> **WHAT THE TASK REQUIRES**:
Reproduce the records below in full and exactly, without their images.

+++

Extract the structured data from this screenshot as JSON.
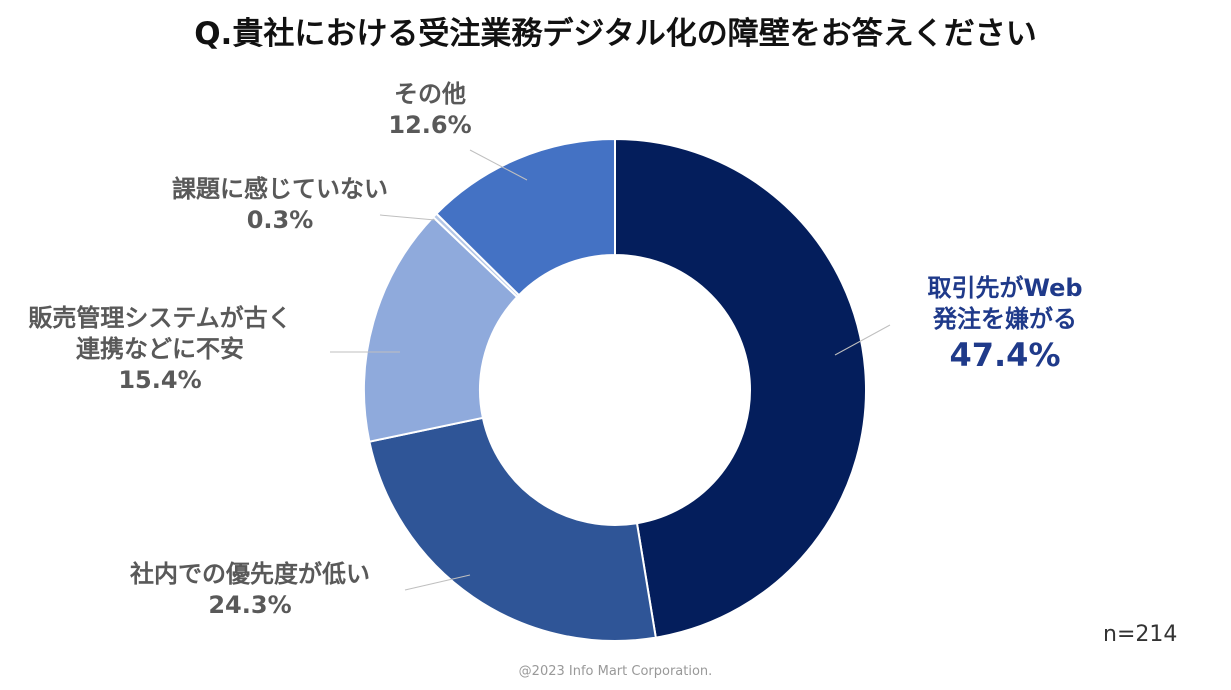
{
  "chart_data": {
    "type": "donut",
    "title": "Q.貴社における受注業務デジタル化の障壁をお答えください",
    "categories": [
      "取引先がWeb\n発注を嫌がる",
      "社内での優先度が低い",
      "販売管理システムが古く\n連携などに不安",
      "課題に感じていない",
      "その他"
    ],
    "values": [
      47.4,
      24.3,
      15.4,
      0.3,
      12.6
    ],
    "value_labels": [
      "47.4%",
      "24.3%",
      "15.4%",
      "0.3%",
      "12.6%"
    ],
    "colors": [
      "#041e5c",
      "#2f5597",
      "#8faadc",
      "#b4c7e7",
      "#4472c4"
    ],
    "sample_note": "n=214",
    "copyright": "@2023 Info Mart Corporation."
  }
}
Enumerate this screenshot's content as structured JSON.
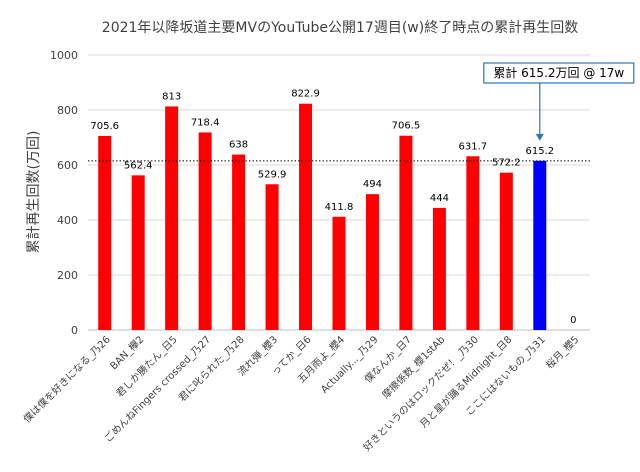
{
  "chart_data": {
    "type": "bar",
    "title": "2021年以降坂道主要MVのYouTube公開17週目(w)終了時点の累計再生回数",
    "ylabel": "累計再生回数(万回)",
    "xlabel": "",
    "ylim": [
      0,
      1000
    ],
    "yticks": [
      0,
      200,
      400,
      600,
      800,
      1000
    ],
    "grid": true,
    "categories": [
      "僕は僕を好きになる_乃26",
      "BAN_欅2",
      "君しか勝たん_日5",
      "ごめんねFingers crossed_乃27",
      "君に叱られた_乃28",
      "流れ弾_櫻3",
      "ってか_日6",
      "五月雨よ_櫻4",
      "Actually..._乃29",
      "僕なんか_日7",
      "摩擦係数_櫻1stAb",
      "好きというのはロックだぜ！_乃30",
      "月と星が踊るMidnight_日8",
      "ここにはないもの_乃31",
      "桜月_櫻5"
    ],
    "values": [
      705.6,
      562.4,
      813,
      718.4,
      638,
      529.9,
      822.9,
      411.8,
      494,
      706.5,
      444,
      631.7,
      572.2,
      615.2,
      0
    ],
    "value_labels": [
      "705.6",
      "562.4",
      "813",
      "718.4",
      "638",
      "529.9",
      "822.9",
      "411.8",
      "494",
      "706.5",
      "444",
      "631.7",
      "572.2",
      "615.2",
      "0"
    ],
    "bar_colors": [
      "#ff0000",
      "#ff0000",
      "#ff0000",
      "#ff0000",
      "#ff0000",
      "#ff0000",
      "#ff0000",
      "#ff0000",
      "#ff0000",
      "#ff0000",
      "#ff0000",
      "#ff0000",
      "#ff0000",
      "#0000ff",
      "#ff0000"
    ],
    "reference_line": {
      "value": 615.2,
      "style": "dotted"
    },
    "annotation": {
      "text": "累計 615.2万回 @ 17w",
      "target_index": 13
    }
  }
}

+++

> **EXERCISE RESULT**:
Extract the structured data from this screenshot as JSON.
{
  "chart_data": {
    "type": "donut",
    "title": "Q.貴社における受注業務デジタル化の障壁をお答えください",
    "categories": [
      "取引先がWeb\n発注を嫌がる",
      "社内での優先度が低い",
      "販売管理システムが古く\n連携などに不安",
      "課題に感じていない",
      "その他"
    ],
    "values": [
      47.4,
      24.3,
      15.4,
      0.3,
      12.6
    ],
    "value_labels": [
      "47.4%",
      "24.3%",
      "15.4%",
      "0.3%",
      "12.6%"
    ],
    "colors": [
      "#041e5c",
      "#2f5597",
      "#8faadc",
      "#b4c7e7",
      "#4472c4"
    ],
    "sample_note": "n=214",
    "copyright": "@2023 Info Mart Corporation."
  }
}
Enumerate this screenshot's content as structured JSON.
{
  "chart_data": {
    "type": "bar",
    "title": "2021年以降坂道主要MVのYouTube公開17週目(w)終了時点の累計再生回数",
    "ylabel": "累計再生回数(万回)",
    "xlabel": "",
    "ylim": [
      0,
      1000
    ],
    "yticks": [
      0,
      200,
      400,
      600,
      800,
      1000
    ],
    "grid": true,
    "categories": [
      "僕は僕を好きになる_乃26",
      "BAN_欅2",
      "君しか勝たん_日5",
      "ごめんねFingers crossed_乃27",
      "君に叱られた_乃28",
      "流れ弾_櫻3",
      "ってか_日6",
      "五月雨よ_櫻4",
      "Actually..._乃29",
      "僕なんか_日7",
      "摩擦係数_櫻1stAb",
      "好きというのはロックだぜ！_乃30",
      "月と星が踊るMidnight_日8",
      "ここにはないもの_乃31",
      "桜月_櫻5"
    ],
    "values": [
      705.6,
      562.4,
      813,
      718.4,
      638,
      529.9,
      822.9,
      411.8,
      494,
      706.5,
      444,
      631.7,
      572.2,
      615.2,
      0
    ],
    "value_labels": [
      "705.6",
      "562.4",
      "813",
      "718.4",
      "638",
      "529.9",
      "822.9",
      "411.8",
      "494",
      "706.5",
      "444",
      "631.7",
      "572.2",
      "615.2",
      "0"
    ],
    "bar_colors": [
      "#ff0000",
      "#ff0000",
      "#ff0000",
      "#ff0000",
      "#ff0000",
      "#ff0000",
      "#ff0000",
      "#ff0000",
      "#ff0000",
      "#ff0000",
      "#ff0000",
      "#ff0000",
      "#ff0000",
      "#0000ff",
      "#ff0000"
    ],
    "reference_line": {
      "value": 615.2,
      "style": "dotted"
    },
    "annotation": {
      "text": "累計 615.2万回 @ 17w",
      "target_index": 13
    }
  }
}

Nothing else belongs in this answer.